[Start of Records for this exercise]

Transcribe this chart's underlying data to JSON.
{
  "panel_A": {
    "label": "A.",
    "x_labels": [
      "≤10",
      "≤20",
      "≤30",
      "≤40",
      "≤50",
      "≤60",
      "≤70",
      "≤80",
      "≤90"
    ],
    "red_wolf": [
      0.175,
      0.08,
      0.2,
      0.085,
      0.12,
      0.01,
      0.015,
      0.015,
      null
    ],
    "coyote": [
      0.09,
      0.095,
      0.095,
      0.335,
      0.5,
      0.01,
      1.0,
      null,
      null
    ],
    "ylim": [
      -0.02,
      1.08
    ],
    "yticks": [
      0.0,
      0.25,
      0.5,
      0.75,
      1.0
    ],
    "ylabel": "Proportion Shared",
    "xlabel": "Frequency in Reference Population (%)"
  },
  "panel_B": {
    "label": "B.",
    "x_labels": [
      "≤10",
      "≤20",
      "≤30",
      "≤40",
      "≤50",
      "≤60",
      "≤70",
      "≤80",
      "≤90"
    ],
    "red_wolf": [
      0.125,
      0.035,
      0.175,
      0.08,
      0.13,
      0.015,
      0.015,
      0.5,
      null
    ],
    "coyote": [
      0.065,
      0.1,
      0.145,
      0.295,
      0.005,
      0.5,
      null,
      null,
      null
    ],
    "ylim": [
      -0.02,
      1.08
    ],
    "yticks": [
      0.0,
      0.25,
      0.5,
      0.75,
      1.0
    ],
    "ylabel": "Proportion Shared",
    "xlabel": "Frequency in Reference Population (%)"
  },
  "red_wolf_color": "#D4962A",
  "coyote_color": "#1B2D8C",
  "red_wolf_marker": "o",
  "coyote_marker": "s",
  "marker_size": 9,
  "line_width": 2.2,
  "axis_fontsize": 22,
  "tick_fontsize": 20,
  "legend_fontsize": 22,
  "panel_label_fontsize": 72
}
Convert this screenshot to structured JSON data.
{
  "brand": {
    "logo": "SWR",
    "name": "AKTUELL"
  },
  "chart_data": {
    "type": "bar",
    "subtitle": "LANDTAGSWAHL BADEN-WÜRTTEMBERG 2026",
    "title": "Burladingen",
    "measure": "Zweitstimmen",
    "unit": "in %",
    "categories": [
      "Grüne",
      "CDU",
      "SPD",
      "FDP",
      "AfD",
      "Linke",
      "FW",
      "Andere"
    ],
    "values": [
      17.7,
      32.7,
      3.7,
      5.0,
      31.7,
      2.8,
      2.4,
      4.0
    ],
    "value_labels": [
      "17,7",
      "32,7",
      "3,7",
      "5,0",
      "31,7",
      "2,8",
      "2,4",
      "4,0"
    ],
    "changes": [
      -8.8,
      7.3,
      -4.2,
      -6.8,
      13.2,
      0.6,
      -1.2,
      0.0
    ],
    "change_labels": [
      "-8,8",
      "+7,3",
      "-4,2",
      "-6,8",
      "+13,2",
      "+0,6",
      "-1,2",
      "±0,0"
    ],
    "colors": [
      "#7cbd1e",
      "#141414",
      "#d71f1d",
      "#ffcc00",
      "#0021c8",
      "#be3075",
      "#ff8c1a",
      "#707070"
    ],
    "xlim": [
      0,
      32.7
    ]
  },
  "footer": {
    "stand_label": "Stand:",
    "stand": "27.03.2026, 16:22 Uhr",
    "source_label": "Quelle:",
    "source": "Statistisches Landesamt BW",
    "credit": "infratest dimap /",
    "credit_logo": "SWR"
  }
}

[End of Records for this exercise]

◆ Required work: Please set down each line of the records exactly as given.

◆ In response:
Transcribe this chart's underlying data to JSON.
{
  "panel_A": {
    "label": "A.",
    "x_labels": [
      "≤10",
      "≤20",
      "≤30",
      "≤40",
      "≤50",
      "≤60",
      "≤70",
      "≤80",
      "≤90"
    ],
    "red_wolf": [
      0.175,
      0.08,
      0.2,
      0.085,
      0.12,
      0.01,
      0.015,
      0.015,
      null
    ],
    "coyote": [
      0.09,
      0.095,
      0.095,
      0.335,
      0.5,
      0.01,
      1.0,
      null,
      null
    ],
    "ylim": [
      -0.02,
      1.08
    ],
    "yticks": [
      0.0,
      0.25,
      0.5,
      0.75,
      1.0
    ],
    "ylabel": "Proportion Shared",
    "xlabel": "Frequency in Reference Population (%)"
  },
  "panel_B": {
    "label": "B.",
    "x_labels": [
      "≤10",
      "≤20",
      "≤30",
      "≤40",
      "≤50",
      "≤60",
      "≤70",
      "≤80",
      "≤90"
    ],
    "red_wolf": [
      0.125,
      0.035,
      0.175,
      0.08,
      0.13,
      0.015,
      0.015,
      0.5,
      null
    ],
    "coyote": [
      0.065,
      0.1,
      0.145,
      0.295,
      0.005,
      0.5,
      null,
      null,
      null
    ],
    "ylim": [
      -0.02,
      1.08
    ],
    "yticks": [
      0.0,
      0.25,
      0.5,
      0.75,
      1.0
    ],
    "ylabel": "Proportion Shared",
    "xlabel": "Frequency in Reference Population (%)"
  },
  "red_wolf_color": "#D4962A",
  "coyote_color": "#1B2D8C",
  "red_wolf_marker": "o",
  "coyote_marker": "s",
  "marker_size": 9,
  "line_width": 2.2,
  "axis_fontsize": 22,
  "tick_fontsize": 20,
  "legend_fontsize": 22,
  "panel_label_fontsize": 72
}
Convert this screenshot to structured JSON data.
{
  "brand": {
    "logo": "SWR",
    "name": "AKTUELL"
  },
  "chart_data": {
    "type": "bar",
    "subtitle": "LANDTAGSWAHL BADEN-WÜRTTEMBERG 2026",
    "title": "Burladingen",
    "measure": "Zweitstimmen",
    "unit": "in %",
    "categories": [
      "Grüne",
      "CDU",
      "SPD",
      "FDP",
      "AfD",
      "Linke",
      "FW",
      "Andere"
    ],
    "values": [
      17.7,
      32.7,
      3.7,
      5.0,
      31.7,
      2.8,
      2.4,
      4.0
    ],
    "value_labels": [
      "17,7",
      "32,7",
      "3,7",
      "5,0",
      "31,7",
      "2,8",
      "2,4",
      "4,0"
    ],
    "changes": [
      -8.8,
      7.3,
      -4.2,
      -6.8,
      13.2,
      0.6,
      -1.2,
      0.0
    ],
    "change_labels": [
      "-8,8",
      "+7,3",
      "-4,2",
      "-6,8",
      "+13,2",
      "+0,6",
      "-1,2",
      "±0,0"
    ],
    "colors": [
      "#7cbd1e",
      "#141414",
      "#d71f1d",
      "#ffcc00",
      "#0021c8",
      "#be3075",
      "#ff8c1a",
      "#707070"
    ],
    "xlim": [
      0,
      32.7
    ]
  },
  "footer": {
    "stand_label": "Stand:",
    "stand": "27.03.2026, 16:22 Uhr",
    "source_label": "Quelle:",
    "source": "Statistisches Landesamt BW",
    "credit": "infratest dimap /",
    "credit_logo": "SWR"
  }
}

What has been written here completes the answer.